[RECORDS TO PROCESS]
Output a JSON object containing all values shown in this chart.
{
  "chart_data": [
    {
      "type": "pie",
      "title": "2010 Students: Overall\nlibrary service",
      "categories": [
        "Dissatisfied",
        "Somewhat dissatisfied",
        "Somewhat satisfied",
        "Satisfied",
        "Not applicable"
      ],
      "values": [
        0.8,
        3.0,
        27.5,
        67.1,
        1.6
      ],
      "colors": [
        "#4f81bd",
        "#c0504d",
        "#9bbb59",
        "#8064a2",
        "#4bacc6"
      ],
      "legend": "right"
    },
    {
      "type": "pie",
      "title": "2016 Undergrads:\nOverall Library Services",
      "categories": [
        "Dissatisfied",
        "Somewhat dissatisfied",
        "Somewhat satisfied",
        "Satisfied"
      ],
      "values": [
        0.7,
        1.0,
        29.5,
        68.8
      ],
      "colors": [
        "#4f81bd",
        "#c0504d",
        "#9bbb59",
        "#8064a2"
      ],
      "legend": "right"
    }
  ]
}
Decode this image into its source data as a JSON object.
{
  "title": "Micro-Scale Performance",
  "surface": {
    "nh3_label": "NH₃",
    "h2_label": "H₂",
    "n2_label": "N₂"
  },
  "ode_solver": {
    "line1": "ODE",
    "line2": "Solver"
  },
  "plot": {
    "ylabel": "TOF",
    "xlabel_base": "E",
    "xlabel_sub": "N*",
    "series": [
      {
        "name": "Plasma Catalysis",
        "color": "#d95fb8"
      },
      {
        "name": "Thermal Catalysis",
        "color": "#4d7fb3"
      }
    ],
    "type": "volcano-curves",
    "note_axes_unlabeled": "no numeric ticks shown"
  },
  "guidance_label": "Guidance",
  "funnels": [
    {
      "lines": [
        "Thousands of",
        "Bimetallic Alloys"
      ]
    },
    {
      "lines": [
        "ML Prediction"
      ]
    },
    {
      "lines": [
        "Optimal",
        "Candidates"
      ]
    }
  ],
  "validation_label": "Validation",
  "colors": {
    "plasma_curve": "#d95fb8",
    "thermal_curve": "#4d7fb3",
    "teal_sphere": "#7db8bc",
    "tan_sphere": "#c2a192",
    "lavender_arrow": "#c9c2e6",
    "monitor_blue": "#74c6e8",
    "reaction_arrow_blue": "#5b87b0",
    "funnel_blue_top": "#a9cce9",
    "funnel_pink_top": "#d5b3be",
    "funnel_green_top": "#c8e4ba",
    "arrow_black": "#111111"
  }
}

[WHAT IS ASKED]
Within the material above, find the lines that contain the word "object"; copy them.

[EXPECTED ANSWER]
Output a JSON object containing all values shown in this chart.
Decode this image into its source data as a JSON object.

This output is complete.